(STATED PROBLEM):
Work out how many lines in the entries contain the string "type", and give nothing but that number.

====

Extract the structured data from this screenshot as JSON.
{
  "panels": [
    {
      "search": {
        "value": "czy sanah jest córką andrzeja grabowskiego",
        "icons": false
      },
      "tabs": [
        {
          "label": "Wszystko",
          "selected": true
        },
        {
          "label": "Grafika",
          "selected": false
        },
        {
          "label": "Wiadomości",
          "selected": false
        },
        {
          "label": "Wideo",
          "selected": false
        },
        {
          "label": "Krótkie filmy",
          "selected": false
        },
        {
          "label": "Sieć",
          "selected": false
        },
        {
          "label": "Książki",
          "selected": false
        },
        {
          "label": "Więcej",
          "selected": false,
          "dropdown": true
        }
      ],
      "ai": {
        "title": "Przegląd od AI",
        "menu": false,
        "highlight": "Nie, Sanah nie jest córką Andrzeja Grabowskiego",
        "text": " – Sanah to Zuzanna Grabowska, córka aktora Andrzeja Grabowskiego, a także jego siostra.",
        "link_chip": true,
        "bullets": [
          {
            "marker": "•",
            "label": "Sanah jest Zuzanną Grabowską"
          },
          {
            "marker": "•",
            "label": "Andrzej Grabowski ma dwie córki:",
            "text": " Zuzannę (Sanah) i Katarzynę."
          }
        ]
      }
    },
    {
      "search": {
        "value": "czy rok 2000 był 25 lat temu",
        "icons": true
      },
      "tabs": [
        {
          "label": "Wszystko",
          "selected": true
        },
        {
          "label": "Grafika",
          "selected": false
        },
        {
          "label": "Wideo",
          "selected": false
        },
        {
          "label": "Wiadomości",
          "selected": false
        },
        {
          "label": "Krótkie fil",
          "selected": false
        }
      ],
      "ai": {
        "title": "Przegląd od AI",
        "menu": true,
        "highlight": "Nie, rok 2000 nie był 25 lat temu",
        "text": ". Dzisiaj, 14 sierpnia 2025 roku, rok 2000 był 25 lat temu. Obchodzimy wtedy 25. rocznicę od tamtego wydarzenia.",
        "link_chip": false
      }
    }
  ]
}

====

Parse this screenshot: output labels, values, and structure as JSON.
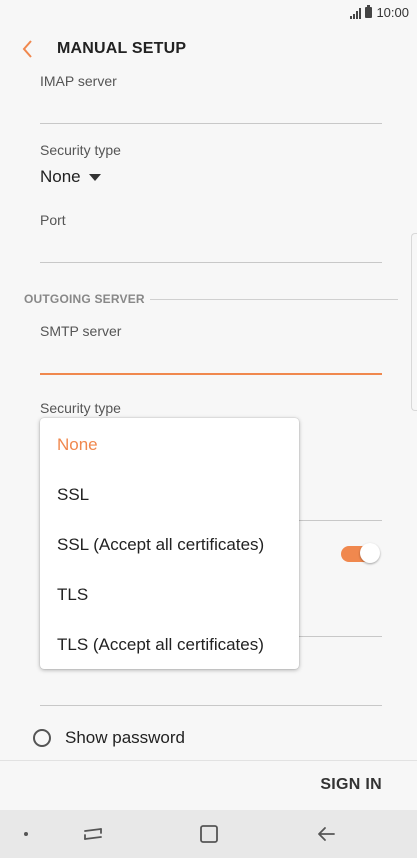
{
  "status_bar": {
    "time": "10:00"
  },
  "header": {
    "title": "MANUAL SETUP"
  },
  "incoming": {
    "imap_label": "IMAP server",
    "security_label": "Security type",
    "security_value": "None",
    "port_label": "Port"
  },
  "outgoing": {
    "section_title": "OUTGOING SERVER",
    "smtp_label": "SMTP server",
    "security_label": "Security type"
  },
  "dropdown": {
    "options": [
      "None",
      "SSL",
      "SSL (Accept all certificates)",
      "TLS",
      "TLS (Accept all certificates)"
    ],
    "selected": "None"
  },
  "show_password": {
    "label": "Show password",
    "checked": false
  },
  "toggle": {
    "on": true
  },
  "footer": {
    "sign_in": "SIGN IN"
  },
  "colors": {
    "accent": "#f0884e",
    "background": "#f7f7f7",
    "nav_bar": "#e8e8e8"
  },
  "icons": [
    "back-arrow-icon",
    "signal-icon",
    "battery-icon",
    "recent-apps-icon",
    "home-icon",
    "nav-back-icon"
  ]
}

====

(WRITTEN RESPONSE):
2